# [WHAT YOU ARE ASKED TO DO]
Tally the lines that contain "弹性模量" and report the total alone.

# [SOURCE DATA]
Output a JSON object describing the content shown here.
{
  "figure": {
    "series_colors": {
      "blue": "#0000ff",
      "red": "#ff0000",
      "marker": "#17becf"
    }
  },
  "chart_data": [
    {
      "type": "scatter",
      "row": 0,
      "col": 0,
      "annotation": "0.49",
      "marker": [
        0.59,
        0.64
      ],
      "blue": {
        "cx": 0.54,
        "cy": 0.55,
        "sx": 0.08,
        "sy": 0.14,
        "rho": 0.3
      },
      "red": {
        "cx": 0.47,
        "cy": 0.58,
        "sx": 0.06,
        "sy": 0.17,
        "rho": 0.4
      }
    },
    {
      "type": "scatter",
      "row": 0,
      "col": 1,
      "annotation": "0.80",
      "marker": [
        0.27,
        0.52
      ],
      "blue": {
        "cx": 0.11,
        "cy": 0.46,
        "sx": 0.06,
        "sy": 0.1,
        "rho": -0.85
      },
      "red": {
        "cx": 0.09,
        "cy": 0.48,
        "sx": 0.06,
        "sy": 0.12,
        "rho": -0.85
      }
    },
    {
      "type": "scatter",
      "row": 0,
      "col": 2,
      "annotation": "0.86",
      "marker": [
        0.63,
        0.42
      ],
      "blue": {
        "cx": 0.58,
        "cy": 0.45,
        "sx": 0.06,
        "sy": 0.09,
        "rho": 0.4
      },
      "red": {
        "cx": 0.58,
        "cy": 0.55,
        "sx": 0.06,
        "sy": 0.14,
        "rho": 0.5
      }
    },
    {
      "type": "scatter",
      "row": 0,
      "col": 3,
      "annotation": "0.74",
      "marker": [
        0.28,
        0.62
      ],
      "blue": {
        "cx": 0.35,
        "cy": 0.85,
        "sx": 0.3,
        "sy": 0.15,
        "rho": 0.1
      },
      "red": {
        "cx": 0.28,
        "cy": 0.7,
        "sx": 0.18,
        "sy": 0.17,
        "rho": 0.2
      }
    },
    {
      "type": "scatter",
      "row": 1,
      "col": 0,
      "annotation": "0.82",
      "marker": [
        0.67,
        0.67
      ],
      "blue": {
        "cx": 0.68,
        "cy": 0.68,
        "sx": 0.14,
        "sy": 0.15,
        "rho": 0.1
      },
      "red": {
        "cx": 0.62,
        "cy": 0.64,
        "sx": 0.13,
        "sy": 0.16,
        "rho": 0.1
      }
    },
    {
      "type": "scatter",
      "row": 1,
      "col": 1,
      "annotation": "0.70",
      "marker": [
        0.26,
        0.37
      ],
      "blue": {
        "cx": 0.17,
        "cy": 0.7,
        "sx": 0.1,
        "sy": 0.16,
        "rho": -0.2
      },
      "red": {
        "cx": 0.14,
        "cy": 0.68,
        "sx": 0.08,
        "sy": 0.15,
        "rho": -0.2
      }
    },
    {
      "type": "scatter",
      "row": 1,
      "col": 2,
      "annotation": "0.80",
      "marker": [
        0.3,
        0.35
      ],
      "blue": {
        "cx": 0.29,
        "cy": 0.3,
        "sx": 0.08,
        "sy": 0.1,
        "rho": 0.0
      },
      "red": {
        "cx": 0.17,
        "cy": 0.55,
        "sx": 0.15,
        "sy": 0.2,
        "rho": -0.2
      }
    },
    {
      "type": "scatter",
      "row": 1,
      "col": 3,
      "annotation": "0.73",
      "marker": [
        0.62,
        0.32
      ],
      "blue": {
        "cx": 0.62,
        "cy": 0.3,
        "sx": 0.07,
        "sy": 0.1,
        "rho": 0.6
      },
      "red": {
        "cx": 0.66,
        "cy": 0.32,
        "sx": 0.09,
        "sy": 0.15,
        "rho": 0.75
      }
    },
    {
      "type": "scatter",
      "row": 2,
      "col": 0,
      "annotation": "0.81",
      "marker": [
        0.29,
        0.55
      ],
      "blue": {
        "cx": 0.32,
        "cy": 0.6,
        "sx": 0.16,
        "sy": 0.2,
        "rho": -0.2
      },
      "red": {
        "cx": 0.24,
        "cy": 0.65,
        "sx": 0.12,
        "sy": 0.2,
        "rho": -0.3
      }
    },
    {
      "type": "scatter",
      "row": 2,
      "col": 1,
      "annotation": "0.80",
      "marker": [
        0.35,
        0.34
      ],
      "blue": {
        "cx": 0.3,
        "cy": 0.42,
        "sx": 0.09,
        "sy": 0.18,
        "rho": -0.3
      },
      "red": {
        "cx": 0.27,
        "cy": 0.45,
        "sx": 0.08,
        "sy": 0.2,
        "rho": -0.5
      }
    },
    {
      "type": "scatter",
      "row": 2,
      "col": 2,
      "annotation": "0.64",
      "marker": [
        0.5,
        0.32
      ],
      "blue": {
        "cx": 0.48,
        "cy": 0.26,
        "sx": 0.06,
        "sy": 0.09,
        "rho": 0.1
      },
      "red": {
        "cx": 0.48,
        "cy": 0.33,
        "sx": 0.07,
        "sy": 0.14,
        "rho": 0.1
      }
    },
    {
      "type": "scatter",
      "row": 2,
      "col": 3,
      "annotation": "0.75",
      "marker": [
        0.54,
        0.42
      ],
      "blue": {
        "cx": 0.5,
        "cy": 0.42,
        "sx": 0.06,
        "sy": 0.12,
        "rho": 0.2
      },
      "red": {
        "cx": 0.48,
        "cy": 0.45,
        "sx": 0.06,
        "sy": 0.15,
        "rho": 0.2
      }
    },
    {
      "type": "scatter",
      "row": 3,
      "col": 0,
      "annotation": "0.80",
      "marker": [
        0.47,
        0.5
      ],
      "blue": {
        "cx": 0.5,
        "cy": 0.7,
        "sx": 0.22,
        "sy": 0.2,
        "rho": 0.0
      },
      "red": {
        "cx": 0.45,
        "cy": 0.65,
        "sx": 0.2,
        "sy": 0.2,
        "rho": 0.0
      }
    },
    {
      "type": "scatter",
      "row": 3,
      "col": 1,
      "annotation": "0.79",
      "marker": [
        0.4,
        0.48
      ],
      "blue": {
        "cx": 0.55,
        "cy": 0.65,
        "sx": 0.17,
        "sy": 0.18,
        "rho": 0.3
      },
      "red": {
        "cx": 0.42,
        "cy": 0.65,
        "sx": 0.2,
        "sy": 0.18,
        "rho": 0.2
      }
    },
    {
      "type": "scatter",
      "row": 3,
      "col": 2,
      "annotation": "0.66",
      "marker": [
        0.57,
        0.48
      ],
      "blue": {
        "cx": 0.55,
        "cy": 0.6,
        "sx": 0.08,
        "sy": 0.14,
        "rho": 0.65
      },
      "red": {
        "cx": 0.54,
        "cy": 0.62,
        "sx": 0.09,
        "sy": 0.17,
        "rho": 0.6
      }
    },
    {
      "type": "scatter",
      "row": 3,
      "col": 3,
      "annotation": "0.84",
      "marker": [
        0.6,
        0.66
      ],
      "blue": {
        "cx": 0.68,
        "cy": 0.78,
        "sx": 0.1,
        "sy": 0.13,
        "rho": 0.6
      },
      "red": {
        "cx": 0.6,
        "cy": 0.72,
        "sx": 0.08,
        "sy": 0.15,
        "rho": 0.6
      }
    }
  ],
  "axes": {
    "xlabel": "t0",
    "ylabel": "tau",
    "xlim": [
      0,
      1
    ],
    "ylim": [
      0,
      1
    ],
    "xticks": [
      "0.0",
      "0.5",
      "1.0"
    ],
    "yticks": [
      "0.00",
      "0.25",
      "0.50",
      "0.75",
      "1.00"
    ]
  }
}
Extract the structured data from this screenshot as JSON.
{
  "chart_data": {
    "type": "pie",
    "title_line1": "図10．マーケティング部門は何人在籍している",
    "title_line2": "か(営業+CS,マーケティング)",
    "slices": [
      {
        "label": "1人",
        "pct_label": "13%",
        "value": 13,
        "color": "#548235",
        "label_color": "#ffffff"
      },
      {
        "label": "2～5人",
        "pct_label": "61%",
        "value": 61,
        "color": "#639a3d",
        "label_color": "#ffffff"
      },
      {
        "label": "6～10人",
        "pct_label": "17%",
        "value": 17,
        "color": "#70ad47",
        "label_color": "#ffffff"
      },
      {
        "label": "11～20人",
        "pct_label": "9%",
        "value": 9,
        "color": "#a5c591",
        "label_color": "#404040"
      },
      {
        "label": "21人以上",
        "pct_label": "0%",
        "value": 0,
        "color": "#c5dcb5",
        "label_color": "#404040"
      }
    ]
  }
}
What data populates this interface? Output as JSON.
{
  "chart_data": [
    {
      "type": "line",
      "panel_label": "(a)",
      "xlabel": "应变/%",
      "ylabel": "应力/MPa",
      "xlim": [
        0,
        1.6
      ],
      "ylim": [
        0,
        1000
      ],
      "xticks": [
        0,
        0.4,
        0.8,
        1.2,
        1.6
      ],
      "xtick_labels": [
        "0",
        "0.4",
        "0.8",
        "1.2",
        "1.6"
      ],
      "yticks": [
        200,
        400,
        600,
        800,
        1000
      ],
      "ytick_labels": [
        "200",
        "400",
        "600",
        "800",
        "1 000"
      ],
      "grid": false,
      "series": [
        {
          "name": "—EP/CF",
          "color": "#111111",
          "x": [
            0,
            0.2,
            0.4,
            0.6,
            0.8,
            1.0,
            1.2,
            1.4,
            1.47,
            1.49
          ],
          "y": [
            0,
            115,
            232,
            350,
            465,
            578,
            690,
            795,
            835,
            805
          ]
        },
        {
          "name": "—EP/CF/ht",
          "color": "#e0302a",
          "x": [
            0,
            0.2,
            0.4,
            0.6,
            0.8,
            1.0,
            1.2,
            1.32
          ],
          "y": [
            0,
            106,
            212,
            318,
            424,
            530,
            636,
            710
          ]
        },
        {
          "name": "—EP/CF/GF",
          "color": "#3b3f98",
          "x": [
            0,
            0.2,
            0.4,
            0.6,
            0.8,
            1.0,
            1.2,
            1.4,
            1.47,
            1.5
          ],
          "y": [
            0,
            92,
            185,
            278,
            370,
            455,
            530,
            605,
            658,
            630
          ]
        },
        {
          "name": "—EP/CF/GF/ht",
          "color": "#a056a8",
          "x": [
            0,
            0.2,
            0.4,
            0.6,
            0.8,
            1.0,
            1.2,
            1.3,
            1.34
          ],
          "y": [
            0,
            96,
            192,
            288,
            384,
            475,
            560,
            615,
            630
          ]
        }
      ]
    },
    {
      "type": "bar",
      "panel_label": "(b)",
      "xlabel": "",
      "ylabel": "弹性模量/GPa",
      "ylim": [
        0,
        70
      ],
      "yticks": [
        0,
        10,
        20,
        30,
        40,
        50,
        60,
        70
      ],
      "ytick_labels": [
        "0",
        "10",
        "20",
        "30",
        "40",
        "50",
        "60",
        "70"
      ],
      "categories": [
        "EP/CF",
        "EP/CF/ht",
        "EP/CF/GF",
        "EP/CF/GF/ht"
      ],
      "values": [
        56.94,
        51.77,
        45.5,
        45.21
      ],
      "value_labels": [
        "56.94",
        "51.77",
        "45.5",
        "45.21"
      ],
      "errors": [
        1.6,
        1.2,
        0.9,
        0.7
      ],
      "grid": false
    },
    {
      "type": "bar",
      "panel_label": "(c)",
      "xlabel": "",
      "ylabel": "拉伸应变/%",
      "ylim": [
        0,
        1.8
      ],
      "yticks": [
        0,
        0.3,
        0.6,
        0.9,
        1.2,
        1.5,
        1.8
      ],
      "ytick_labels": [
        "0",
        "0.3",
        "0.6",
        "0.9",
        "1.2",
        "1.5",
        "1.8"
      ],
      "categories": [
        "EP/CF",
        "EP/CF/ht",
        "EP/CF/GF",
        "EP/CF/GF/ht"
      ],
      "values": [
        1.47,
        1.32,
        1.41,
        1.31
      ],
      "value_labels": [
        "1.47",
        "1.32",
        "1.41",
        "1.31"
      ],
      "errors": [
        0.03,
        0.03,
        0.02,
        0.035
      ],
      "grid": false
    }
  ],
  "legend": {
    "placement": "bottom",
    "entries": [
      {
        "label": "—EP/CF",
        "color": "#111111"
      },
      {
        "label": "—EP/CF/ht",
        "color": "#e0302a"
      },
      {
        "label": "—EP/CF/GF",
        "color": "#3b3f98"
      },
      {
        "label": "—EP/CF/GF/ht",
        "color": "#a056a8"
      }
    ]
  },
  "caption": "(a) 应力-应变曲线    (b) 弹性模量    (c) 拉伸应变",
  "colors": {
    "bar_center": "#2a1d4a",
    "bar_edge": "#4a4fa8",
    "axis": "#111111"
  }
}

# [ANSWER BELOW]
2